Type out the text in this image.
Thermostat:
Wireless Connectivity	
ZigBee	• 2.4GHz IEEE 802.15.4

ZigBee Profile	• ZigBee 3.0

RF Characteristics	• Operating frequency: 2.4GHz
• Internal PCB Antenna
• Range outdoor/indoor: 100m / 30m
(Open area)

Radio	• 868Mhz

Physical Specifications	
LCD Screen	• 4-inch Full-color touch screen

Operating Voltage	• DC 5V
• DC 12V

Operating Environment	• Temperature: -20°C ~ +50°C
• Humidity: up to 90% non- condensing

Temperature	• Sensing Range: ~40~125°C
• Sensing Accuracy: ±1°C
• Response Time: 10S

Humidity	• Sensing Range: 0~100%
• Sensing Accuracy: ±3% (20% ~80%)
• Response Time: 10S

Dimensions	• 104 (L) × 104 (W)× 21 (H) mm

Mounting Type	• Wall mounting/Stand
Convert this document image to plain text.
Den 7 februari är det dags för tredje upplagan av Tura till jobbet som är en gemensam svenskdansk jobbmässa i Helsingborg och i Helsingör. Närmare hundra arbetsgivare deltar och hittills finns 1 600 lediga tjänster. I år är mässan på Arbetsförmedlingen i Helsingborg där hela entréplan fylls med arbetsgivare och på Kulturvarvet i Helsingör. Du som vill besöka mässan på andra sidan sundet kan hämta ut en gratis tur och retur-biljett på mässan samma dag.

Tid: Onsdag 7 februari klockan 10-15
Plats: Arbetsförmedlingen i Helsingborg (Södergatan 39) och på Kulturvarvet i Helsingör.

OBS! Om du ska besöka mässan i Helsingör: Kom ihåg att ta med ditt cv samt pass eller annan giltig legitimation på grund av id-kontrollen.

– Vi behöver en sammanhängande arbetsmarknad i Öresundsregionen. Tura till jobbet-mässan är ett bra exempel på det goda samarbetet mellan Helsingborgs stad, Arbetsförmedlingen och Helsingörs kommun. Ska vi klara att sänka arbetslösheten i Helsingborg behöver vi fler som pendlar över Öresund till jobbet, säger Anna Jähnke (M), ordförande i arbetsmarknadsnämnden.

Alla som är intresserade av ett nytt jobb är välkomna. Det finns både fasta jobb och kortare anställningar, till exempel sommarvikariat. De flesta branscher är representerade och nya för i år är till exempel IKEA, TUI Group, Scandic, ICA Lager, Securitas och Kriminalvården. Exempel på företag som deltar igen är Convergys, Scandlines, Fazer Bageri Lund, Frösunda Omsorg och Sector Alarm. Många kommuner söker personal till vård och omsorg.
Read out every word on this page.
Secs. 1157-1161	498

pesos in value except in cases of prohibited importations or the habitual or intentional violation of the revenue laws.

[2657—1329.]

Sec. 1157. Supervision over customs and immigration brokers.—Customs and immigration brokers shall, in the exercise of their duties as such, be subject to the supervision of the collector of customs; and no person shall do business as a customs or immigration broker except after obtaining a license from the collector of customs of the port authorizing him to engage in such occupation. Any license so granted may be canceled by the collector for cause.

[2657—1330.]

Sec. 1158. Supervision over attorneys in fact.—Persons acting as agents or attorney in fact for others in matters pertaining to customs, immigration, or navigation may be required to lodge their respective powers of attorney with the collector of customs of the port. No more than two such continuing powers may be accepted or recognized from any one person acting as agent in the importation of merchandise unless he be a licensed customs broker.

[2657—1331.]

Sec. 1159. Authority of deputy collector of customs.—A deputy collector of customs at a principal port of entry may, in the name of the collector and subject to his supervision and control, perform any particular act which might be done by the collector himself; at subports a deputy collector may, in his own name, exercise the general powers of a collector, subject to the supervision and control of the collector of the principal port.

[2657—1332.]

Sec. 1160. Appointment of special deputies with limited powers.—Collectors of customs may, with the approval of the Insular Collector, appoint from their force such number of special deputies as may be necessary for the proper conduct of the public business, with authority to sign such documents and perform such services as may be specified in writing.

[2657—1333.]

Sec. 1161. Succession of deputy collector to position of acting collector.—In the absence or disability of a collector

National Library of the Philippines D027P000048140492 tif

**Exercise**
Copy out the full listing exactly.

**Result for this exercise**
Type out the text in this image.
Thermostat:
Wireless Connectivity	
ZigBee	• 2.4GHz IEEE 802.15.4

ZigBee Profile	• ZigBee 3.0

RF Characteristics	• Operating frequency: 2.4GHz
• Internal PCB Antenna
• Range outdoor/indoor: 100m / 30m
(Open area)

Radio	• 868Mhz

Physical Specifications	
LCD Screen	• 4-inch Full-color touch screen

Operating Voltage	• DC 5V
• DC 12V

Operating Environment	• Temperature: -20°C ~ +50°C
• Humidity: up to 90% non- condensing

Temperature	• Sensing Range: ~40~125°C
• Sensing Accuracy: ±1°C
• Response Time: 10S

Humidity	• Sensing Range: 0~100%
• Sensing Accuracy: ±3% (20% ~80%)
• Response Time: 10S

Dimensions	• 104 (L) × 104 (W)× 21 (H) mm

Mounting Type	• Wall mounting/Stand
Convert this document image to plain text.
Den 7 februari är det dags för tredje upplagan av Tura till jobbet som är en gemensam svenskdansk jobbmässa i Helsingborg och i Helsingör. Närmare hundra arbetsgivare deltar och hittills finns 1 600 lediga tjänster. I år är mässan på Arbetsförmedlingen i Helsingborg där hela entréplan fylls med arbetsgivare och på Kulturvarvet i Helsingör. Du som vill besöka mässan på andra sidan sundet kan hämta ut en gratis tur och retur-biljett på mässan samma dag.

Tid: Onsdag 7 februari klockan 10-15
Plats: Arbetsförmedlingen i Helsingborg (Södergatan 39) och på Kulturvarvet i Helsingör.

OBS! Om du ska besöka mässan i Helsingör: Kom ihåg att ta med ditt cv samt pass eller annan giltig legitimation på grund av id-kontrollen.

– Vi behöver en sammanhängande arbetsmarknad i Öresundsregionen. Tura till jobbet-mässan är ett bra exempel på det goda samarbetet mellan Helsingborgs stad, Arbetsförmedlingen och Helsingörs kommun. Ska vi klara att sänka arbetslösheten i Helsingborg behöver vi fler som pendlar över Öresund till jobbet, säger Anna Jähnke (M), ordförande i arbetsmarknadsnämnden.

Alla som är intresserade av ett nytt jobb är välkomna. Det finns både fasta jobb och kortare anställningar, till exempel sommarvikariat. De flesta branscher är representerade och nya för i år är till exempel IKEA, TUI Group, Scandic, ICA Lager, Securitas och Kriminalvården. Exempel på företag som deltar igen är Convergys, Scandlines, Fazer Bageri Lund, Frösunda Omsorg och Sector Alarm. Många kommuner söker personal till vård och omsorg.
Read out every word on this page.
Secs. 1157-1161	498

pesos in value except in cases of prohibited importations or the habitual or intentional violation of the revenue laws.

[2657—1329.]

Sec. 1157. Supervision over customs and immigration brokers.—Customs and immigration brokers shall, in the exercise of their duties as such, be subject to the supervision of the collector of customs; and no person shall do business as a customs or immigration broker except after obtaining a license from the collector of customs of the port authorizing him to engage in such occupation. Any license so granted may be canceled by the collector for cause.

[2657—1330.]

Sec. 1158. Supervision over attorneys in fact.—Persons acting as agents or attorney in fact for others in matters pertaining to customs, immigration, or navigation may be required to lodge their respective powers of attorney with the collector of customs of the port. No more than two such continuing powers may be accepted or recognized from any one person acting as agent in the importation of merchandise unless he be a licensed customs broker.

[2657—1331.]

Sec. 1159. Authority of deputy collector of customs.—A deputy collector of customs at a principal port of entry may, in the name of the collector and subject to his supervision and control, perform any particular act which might be done by the collector himself; at subports a deputy collector may, in his own name, exercise the general powers of a collector, subject to the supervision and control of the collector of the principal port.

[2657—1332.]

Sec. 1160. Appointment of special deputies with limited powers.—Collectors of customs may, with the approval of the Insular Collector, appoint from their force such number of special deputies as may be necessary for the proper conduct of the public business, with authority to sign such documents and perform such services as may be specified in writing.

[2657—1333.]

Sec. 1161. Succession of deputy collector to position of acting collector.—In the absence or disability of a collector

National Library of the Philippines D027P000048140492 tif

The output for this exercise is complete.